Written request: Please render the rows below as a Markdown table with the columns Row and Line, numbering each row and skipping blank lines. Leave the pictures out of the answer.

#### Extracted records ####

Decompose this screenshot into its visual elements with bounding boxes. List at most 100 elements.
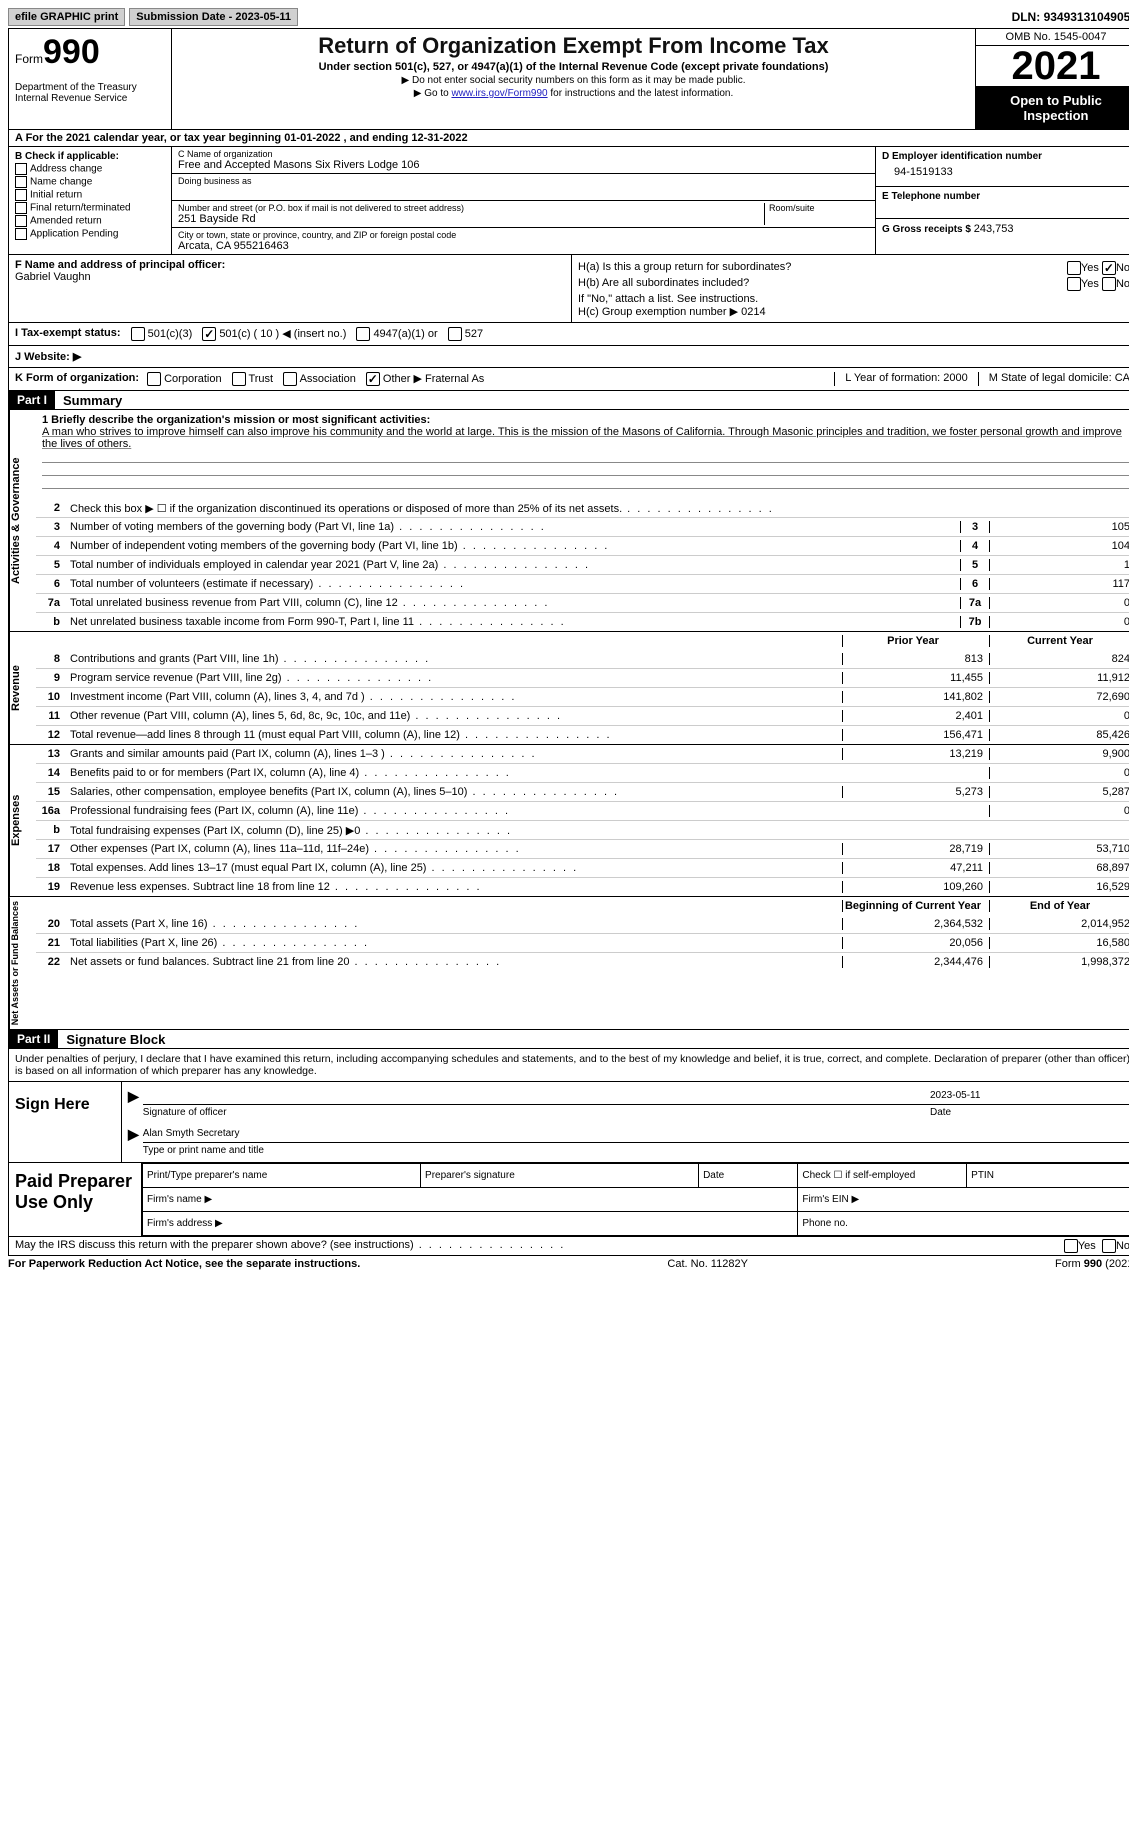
- summary-line: 4Number of independent voting members of…: [36, 536, 1129, 555]
- officer-label: F Name and address of principal officer:: [15, 259, 565, 271]
- chk-assoc[interactable]: [283, 372, 297, 386]
- sub3-pre: ▶ Go to: [414, 88, 452, 99]
- o3: 4947(a)(1) or: [373, 328, 437, 340]
- summary-line: 9Program service revenue (Part VIII, lin…: [36, 668, 1129, 687]
- part2-title: Signature Block: [58, 1032, 165, 1047]
- o4: 527: [465, 328, 483, 340]
- chk-trust[interactable]: [232, 372, 246, 386]
- date-label: Date: [930, 1107, 1129, 1118]
- gross-value: 243,753: [974, 223, 1014, 235]
- chk-label: Application Pending: [30, 229, 118, 240]
- summary-line: 22Net assets or fund balances. Subtract …: [36, 952, 1129, 971]
- chk-label: Amended return: [30, 216, 102, 227]
- subtitle-1: Under section 501(c), 527, or 4947(a)(1)…: [178, 61, 969, 73]
- department: Department of the Treasury Internal Reve…: [15, 82, 165, 104]
- preparer-label: Paid Preparer Use Only: [9, 1163, 142, 1236]
- chk-yes[interactable]: [1064, 1239, 1078, 1253]
- preparer-table: Print/Type preparer's name Preparer's si…: [142, 1163, 1129, 1236]
- footer-discuss: May the IRS discuss this return with the…: [8, 1237, 1129, 1256]
- summary-line: 5Total number of individuals employed in…: [36, 555, 1129, 574]
- hdr-row: Beginning of Current Year End of Year: [36, 897, 1129, 915]
- netassets-section: Net Assets or Fund Balances Beginning of…: [8, 897, 1129, 1030]
- chk-other[interactable]: [366, 372, 380, 386]
- gross-label: G Gross receipts $: [882, 224, 974, 235]
- col-b: B Check if applicable: Address change Na…: [9, 147, 172, 254]
- vlabel-expenses: Expenses: [9, 745, 36, 896]
- subtitle-3: ▶ Go to www.irs.gov/Form990 for instruct…: [178, 88, 969, 99]
- chk-corp[interactable]: [147, 372, 161, 386]
- summary-line: 2Check this box ▶ ☐ if the organization …: [36, 499, 1129, 517]
- form-label: Form: [15, 52, 43, 66]
- chk-4947[interactable]: [356, 327, 370, 341]
- name-label: Type or print name and title: [143, 1145, 1129, 1156]
- row-k: K Form of organization: Corporation Trus…: [8, 368, 1129, 391]
- yes-label: Yes: [1081, 278, 1099, 290]
- chk-label: Address change: [30, 164, 102, 175]
- dln-value: 93493131049053: [1044, 10, 1129, 24]
- summary-line: 12Total revenue—add lines 8 through 11 (…: [36, 725, 1129, 744]
- chk-final[interactable]: Final return/terminated: [15, 202, 165, 214]
- sub3-post: for instructions and the latest informat…: [548, 88, 734, 99]
- preparer-block: Paid Preparer Use Only Print/Type prepar…: [8, 1163, 1129, 1237]
- yes: Yes: [1078, 1240, 1096, 1252]
- org-name: Free and Accepted Masons Six Rivers Lodg…: [178, 159, 869, 171]
- tax-year: 2021: [976, 46, 1129, 87]
- vlabel-governance: Activities & Governance: [9, 410, 36, 631]
- firm-phone: Phone no.: [798, 1212, 1129, 1236]
- prep-c1: Print/Type preparer's name: [143, 1164, 421, 1188]
- chk-yes[interactable]: [1067, 277, 1081, 291]
- chk-initial[interactable]: Initial return: [15, 189, 165, 201]
- hdr-begin: Beginning of Current Year: [842, 900, 989, 912]
- chk-501c3[interactable]: [131, 327, 145, 341]
- governance-section: Activities & Governance 1 Briefly descri…: [8, 410, 1129, 632]
- submission-date-box: Submission Date - 2023-05-11: [129, 8, 298, 26]
- part2-header: Part II Signature Block: [8, 1030, 1129, 1049]
- prep-c2: Preparer's signature: [421, 1164, 699, 1188]
- row-j: J Website: ▶: [8, 346, 1129, 368]
- vlabel-revenue: Revenue: [9, 632, 36, 744]
- dba-label: Doing business as: [178, 176, 869, 186]
- chk-527[interactable]: [448, 327, 462, 341]
- chk-no[interactable]: [1102, 277, 1116, 291]
- part2-badge: Part II: [9, 1030, 58, 1048]
- chk-amended[interactable]: Amended return: [15, 215, 165, 227]
- summary-line: 8Contributions and grants (Part VIII, li…: [36, 650, 1129, 668]
- top-bar: efile GRAPHIC print Submission Date - 20…: [8, 8, 1129, 26]
- footer-last: For Paperwork Reduction Act Notice, see …: [8, 1256, 1129, 1272]
- paperwork-notice: For Paperwork Reduction Act Notice, see …: [8, 1258, 360, 1270]
- chk-no[interactable]: [1102, 1239, 1116, 1253]
- k-trust: Trust: [248, 373, 273, 385]
- k-corp: Corporation: [164, 373, 221, 385]
- sig-label: Signature of officer: [143, 1107, 930, 1118]
- subdate-value: 2023-05-11: [235, 11, 291, 23]
- hdr-current: Current Year: [989, 635, 1129, 647]
- chk-no[interactable]: [1102, 261, 1116, 275]
- city-label: City or town, state or province, country…: [178, 230, 869, 240]
- chk-yes[interactable]: [1067, 261, 1081, 275]
- k-label: K Form of organization:: [15, 372, 139, 386]
- room-label: Room/suite: [769, 203, 869, 213]
- arrow-icon: ▶: [128, 1088, 139, 1118]
- form-title: Return of Organization Exempt From Incom…: [178, 33, 969, 59]
- firm-ein: Firm's EIN ▶: [798, 1188, 1129, 1212]
- hb2-text: If "No," attach a list. See instructions…: [578, 293, 1129, 305]
- col-b-title: B Check if applicable:: [15, 151, 165, 162]
- chk-pending[interactable]: Application Pending: [15, 228, 165, 240]
- no: No: [1116, 1240, 1129, 1252]
- o2: 501(c) ( 10 ) ◀ (insert no.): [219, 328, 346, 340]
- chk-address[interactable]: Address change: [15, 163, 165, 175]
- irs-link[interactable]: www.irs.gov/Form990: [451, 88, 547, 99]
- summary-line: 21Total liabilities (Part X, line 26)20,…: [36, 933, 1129, 952]
- chk-name[interactable]: Name change: [15, 176, 165, 188]
- chk-501c[interactable]: [202, 327, 216, 341]
- name-label: C Name of organization: [178, 149, 869, 159]
- street-label: Number and street (or P.O. box if mail i…: [178, 203, 764, 213]
- efile-button[interactable]: efile GRAPHIC print: [8, 8, 125, 26]
- summary-line: 20Total assets (Part X, line 16)2,364,53…: [36, 915, 1129, 933]
- summary-line: 18Total expenses. Add lines 13–17 (must …: [36, 858, 1129, 877]
- form-header: Form990 Department of the Treasury Inter…: [8, 28, 1129, 130]
- summary-line: 13Grants and similar amounts paid (Part …: [36, 745, 1129, 763]
- vlabel-net: Net Assets or Fund Balances: [9, 897, 36, 1029]
- part1-header: Part I Summary: [8, 391, 1129, 410]
- revenue-section: Revenue Prior Year Current Year 8Contrib…: [8, 632, 1129, 745]
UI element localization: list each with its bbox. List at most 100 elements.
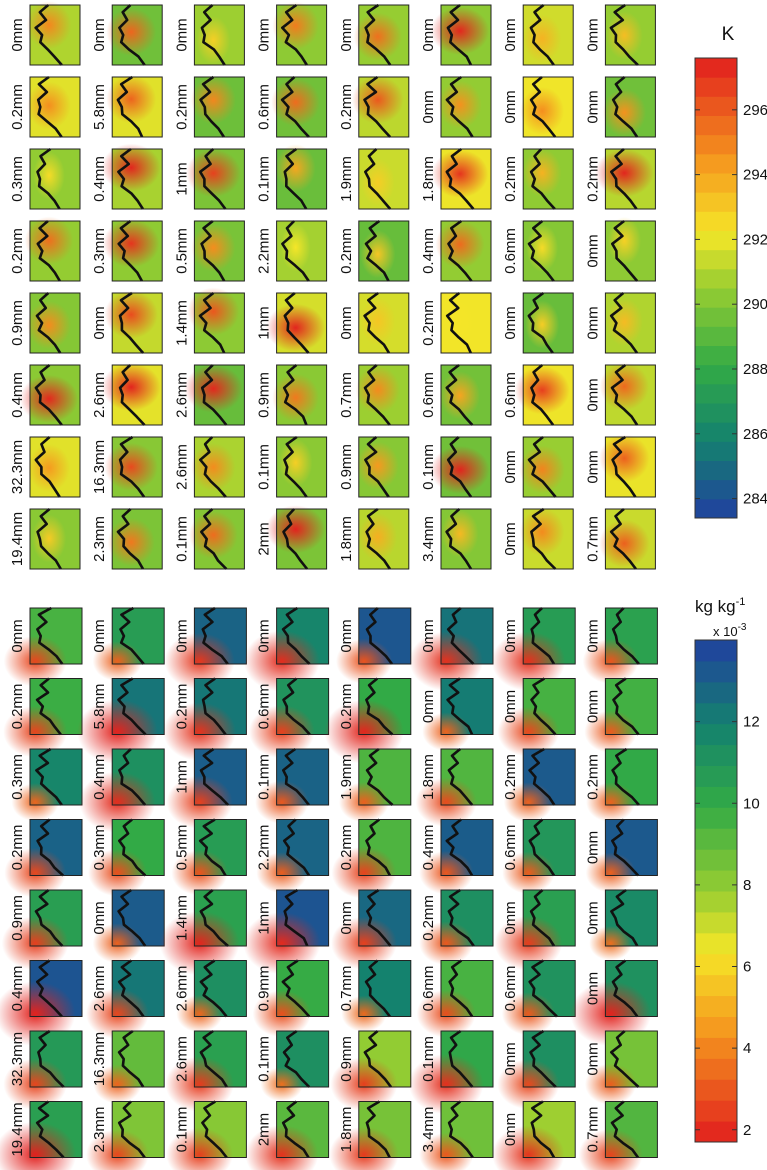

####

Task result:
| Row | Line |
|---|---|
| 1 | Decompose this screenshot into its visual elements with bounding boxes. List at most 100 elements. |
| 2 | - summary-line: 4Number of independent voting members of…: [36, 536, 1129, 555] |
| 3 | - officer-label: F Name and address of principal officer:: [15, 259, 565, 271] |
| 4 | - chk-assoc[interactable]: [283, 372, 297, 386] |
| 5 | - sub3-pre: ▶ Go to: [414, 88, 452, 99] |
| 6 | - o3: 4947(a)(1) or: [373, 328, 437, 340] |
| 7 | - summary-line: 9Program service revenue (Part VIII, lin…: [36, 668, 1129, 687] |
| 8 | - part2-title: Signature Block: [58, 1032, 165, 1047] |
| 9 | - o4: 527: [465, 328, 483, 340] |
| 10 | - chk-trust[interactable]: [232, 372, 246, 386] |
| 11 | - date-label: Date: [930, 1107, 1129, 1118] |
| 12 | - gross-value: 243,753: [974, 223, 1014, 235] |
| 13 | - chk-label: Application Pending: [30, 229, 118, 240] |
| 14 | - summary-line: 22Net assets or fund balances. Subtract …: [36, 952, 1129, 971] |
| 15 | - chk-label: Amended return: [30, 216, 102, 227] |
| 16 | - subtitle-1: Under section 501(c), 527, or 4947(a)(1)…: [178, 61, 969, 73] |
| 17 | - department: Department of the Treasury Internal Reve…: [15, 82, 165, 104] |
| 18 | - preparer-label: Paid Preparer Use Only: [9, 1163, 142, 1236] |
| 19 | - chk-yes[interactable]: [1064, 1239, 1078, 1253] |
| 20 | - preparer-table: Print/Type preparer's name Preparer's si…: [142, 1163, 1129, 1236] |
| 21 | - footer-discuss: May the IRS discuss this return with the…: [8, 1237, 1129, 1256] |
| 22 | - summary-line: 5Total number of individuals employed in…: [36, 555, 1129, 574] |
| 23 | - hdr-row: Beginning of Current Year End of Year: [36, 897, 1129, 915] |
| 24 | - netassets-section: Net Assets or Fund Balances Beginning of…: [8, 897, 1129, 1030] |
| 25 | - chk-other[interactable]: [366, 372, 380, 386] |
| 26 | - gross-label: G Gross receipts $: [882, 224, 974, 235] |
| 27 | - col-b: B Check if applicable: Address change Na…: [9, 147, 172, 254] |
| 28 | - vlabel-expenses: Expenses: [9, 745, 36, 896] |
| 29 | - subtitle-3: ▶ Go to www.irs.gov/Form990 for instruct…: [178, 88, 969, 99] |
| 30 | - chk-corp[interactable]: [147, 372, 161, 386] |
| 31 | - summary-line: 2Check this box ▶ ☐ if the organization …: [36, 499, 1129, 517] |
| 32 | - form-label: Form: [15, 52, 43, 66] |
| 33 | - chk-4947[interactable]: [356, 327, 370, 341] |
| 34 | - name-label: Type or print name and title: [143, 1145, 1129, 1156] |
| 35 | - row-k: K Form of organization: Corporation Trus…: [8, 368, 1129, 391] |
| 36 | - yes-label: Yes: [1081, 278, 1099, 290] |
| 37 | - chk-label: Address change: [30, 164, 102, 175] |
| 38 | - dln-value: 93493131049053: [1044, 10, 1129, 24] |
| 39 | - summary-line: 12Total revenue—add lines 8 through 11 (…: [36, 725, 1129, 744] |
| 40 | - chk-final[interactable]: Final return/terminated: [15, 202, 165, 214] |
| 41 | - sub3-post: for instructions and the latest informat…: [548, 88, 734, 99] |
| 42 | - preparer-block: Paid Preparer Use Only Print/Type prepar…: [8, 1163, 1129, 1237] |
| 43 | - yes: Yes: [1078, 1240, 1096, 1252] |
| 44 | - org-name: Free and Accepted Masons Six Rivers Lodg…: [178, 159, 869, 171] |
| 45 | - tax-year: 2021: [976, 46, 1129, 87] |
| 46 | - vlabel-governance: Activities & Governance: [9, 410, 36, 631] |
| 47 | - firm-phone: Phone no.: [798, 1212, 1129, 1236] |
| 48 | - prep-c1: Print/Type preparer's name: [143, 1164, 421, 1188] |
| 49 | - chk-yes[interactable]: [1067, 277, 1081, 291] |
| 50 | - chk-initial[interactable]: Initial return: [15, 189, 165, 201] |
| 51 | - hdr-begin: Beginning of Current Year: [842, 900, 989, 912] |
| 52 | - chk-501c3[interactable]: [131, 327, 145, 341] |
| 53 | - governance-section: Activities & Governance 1 Briefly descri…: [8, 410, 1129, 632] |
| 54 | - submission-date-box: Submission Date - 2023-05-11: [129, 8, 298, 26] |
| 55 | - part2-header: Part II Signature Block: [8, 1030, 1129, 1049] |
| 56 | - prep-c2: Preparer's signature: [421, 1164, 699, 1188] |
| 57 | - row-j: J Website: ▶: [8, 346, 1129, 368] |
| 58 | - vlabel-revenue: Revenue: [9, 632, 36, 744] |
| 59 | - dba-label: Doing business as: [178, 176, 869, 186] |
| 60 | - chk-527[interactable]: [448, 327, 462, 341] |
| 61 | - chk-no[interactable]: [1102, 277, 1116, 291] |
| 62 | - part2-badge: Part II: [9, 1030, 58, 1048] |
| 63 | - chk-amended[interactable]: Amended return: [15, 215, 165, 227] |
| 64 | - summary-line: 8Contributions and grants (Part VIII, li…: [36, 650, 1129, 668] |
| 65 | - top-bar: efile GRAPHIC print Submission Date - 20…: [8, 8, 1129, 26] |
| 66 | - footer-last: For Paperwork Reduction Act Notice, see …: [8, 1256, 1129, 1272] |
| 67 | - paperwork-notice: For Paperwork Reduction Act Notice, see …: [8, 1258, 360, 1270] |
| 68 | - chk-no[interactable]: [1102, 1239, 1116, 1253] |
| 69 | - k-trust: Trust: [248, 373, 273, 385] |
| 70 | - k-corp: Corporation: [164, 373, 221, 385] |
| 71 | - sig-label: Signature of officer: [143, 1107, 930, 1118] |
| 72 | - subdate-value: 2023-05-11: [235, 11, 291, 23] |
| 73 | - hdr-current: Current Year: [989, 635, 1129, 647] |
| 74 | - chk-no[interactable]: [1102, 261, 1116, 275] |
| 75 | - city-label: City or town, state or province, country…: [178, 230, 869, 240] |
| 76 | - chk-yes[interactable]: [1067, 261, 1081, 275] |
| 77 | - k-label: K Form of organization:: [15, 372, 139, 386] |
| 78 | - room-label: Room/suite: [769, 203, 869, 213] |
| 79 | - arrow-icon: ▶: [128, 1088, 139, 1118] |
| 80 | - form-title: Return of Organization Exempt From Incom…: [178, 33, 969, 59] |
| 81 | - firm-ein: Firm's EIN ▶: [798, 1188, 1129, 1212] |
| 82 | - hb2-text: If "No," attach a list. See instructions…: [578, 293, 1129, 305] |
| 83 | - col-b-title: B Check if applicable:: [15, 151, 165, 162] |
| 84 | - chk-pending[interactable]: Application Pending: [15, 228, 165, 240] |
| 85 | - no: No: [1116, 1240, 1129, 1252] |
| 86 | - o2: 501(c) ( 10 ) ◀ (insert no.): [219, 328, 346, 340] |
| 87 | - chk-address[interactable]: Address change: [15, 163, 165, 175] |
| 88 | - irs-link[interactable]: www.irs.gov/Form990: [451, 88, 547, 99] |
| 89 | - summary-line: 21Total liabilities (Part X, line 26)20,…: [36, 933, 1129, 952] |
| 90 | - chk-name[interactable]: Name change: [15, 176, 165, 188] |
| 91 | - chk-501c[interactable]: [202, 327, 216, 341] |
| 92 | - name-label: C Name of organization: [178, 149, 869, 159] |
| 93 | - street-label: Number and street (or P.O. box if mail i…: [178, 203, 764, 213] |
| 94 | - efile-button[interactable]: efile GRAPHIC print: [8, 8, 125, 26] |
| 95 | - summary-line: 20Total assets (Part X, line 16)2,364,53…: [36, 915, 1129, 933] |
| 96 | - summary-line: 18Total expenses. Add lines 13–17 (must …: [36, 858, 1129, 877] |
| 97 | - form-header: Form990 Department of the Treasury Inter…: [8, 28, 1129, 130] |
| 98 | - summary-line: 13Grants and similar amounts paid (Part …: [36, 745, 1129, 763] |
| 99 | - vlabel-net: Net Assets or Fund Balances: [9, 897, 36, 1029] |
| 100 | - part1-header: Part I Summary: [8, 391, 1129, 410] |
| 101 | - revenue-section: Revenue Prior Year Current Year 8Contrib…: [8, 632, 1129, 745] |
| 102 | UI element localization: list each with its bbox. List at most 100 elements. |